═══ Brano

È il 1938. Adolf Hitler minaccia di invadere la Cecoslovacchia per annettere al Reich i Sudeti, una regione di confine a maggioranza tedesca. Inghilterra e Francia si dibattono tra l’esigenza di placare le mire espansionistiche del Führer e la necessità di scongiurare un intervento militare contro la Germania. In un tentativo di salvataggio in extremis, il primo ministro britannico Neville Chamberlain si reca a Monaco per incontrare Hitler, Mussolini e il capo del governo francese Daladier. La tensione in Europa è altissima, il tempo a disposizione sta scadendo. Insomma è lo scenario perfetto per un nuovo thriller di Robert Harris, Monaco.

Qui lo scrittore inglese si muove su un terreno sicuro: il periodo nazista ha già fatto da sfondo a Fatherland ed Enigma, mentre un consesso internazionale, con intrighi politici e delicati equilibri diplomatici, era anche al centro del più recente Conclave. E come nella trilogia su Cicerone (Imperium, Conspirata, Dictator) la storia è raccontata tramite figure marginali: lì il servo Tirone, qui il segretario personale di Chamberlain, Hugh Legat, e un diplomatico tedesco, Paul Hartmann. Quest’ultimo è anche implicato in un complotto per uccidere il Führer e rovesciare il regime nazista: per attuare questo piano, oltre al supporto della Wehrmacht, occorre il sostegno di Francia e Inghilterra e Hartmann ha un aggancio nella delegazione britannica, il suo vecchio collega di studi a Oxford, Hugh Legat.

══════
═══ Blocco dati

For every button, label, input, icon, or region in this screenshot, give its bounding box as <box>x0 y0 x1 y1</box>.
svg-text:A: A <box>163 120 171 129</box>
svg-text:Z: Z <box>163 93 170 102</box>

══════

**Attività richieste**
#1 Riscrivi la parte del brano che si apre con le parole contenenti "È il 1938. Adolf" e si chiude con "Robert Harris, Monaco.", sostituendo "altissima" con "fortissima".
#2 Rispondi in breve alle seguenti domande sul brano.
(a) Chi incontra Chamberlain a Monaco?
(b) Quale figura marginale racconta la storia nella trilogia su Cicerone?
(c) In quale città Hartmann e Legat erano stati colleghi di studi?
I dati provengono da un'altra fonte.

**Soluzioni per numero**
#1
È il 1938. Adolf Hitler minaccia di invadere la Cecoslovacchia per annettere al Reich i Sudeti, una regione di confine a maggioranza tedesca. Inghilterra e Francia si dibattono tra l’esigenza di placare le mire espansionistiche del Führer e la necessità di scongiurare un intervento militare contro la Germania. In un tentativo di salvataggio in extremis, il primo ministro britannico Neville Chamberlain si reca a Monaco per incontrare Hitler, Mussolini e il capo del governo francese Daladier. La tensione in Europa è fortissima, il tempo a disposizione sta scadendo. Insomma è lo scenario perfetto per un nuovo thriller di Robert Harris, Monaco.

#2
(a) Hitler, Mussolini e il capo del governo francese Daladier.
(b) Il servo Tirone.
(c) A Oxford.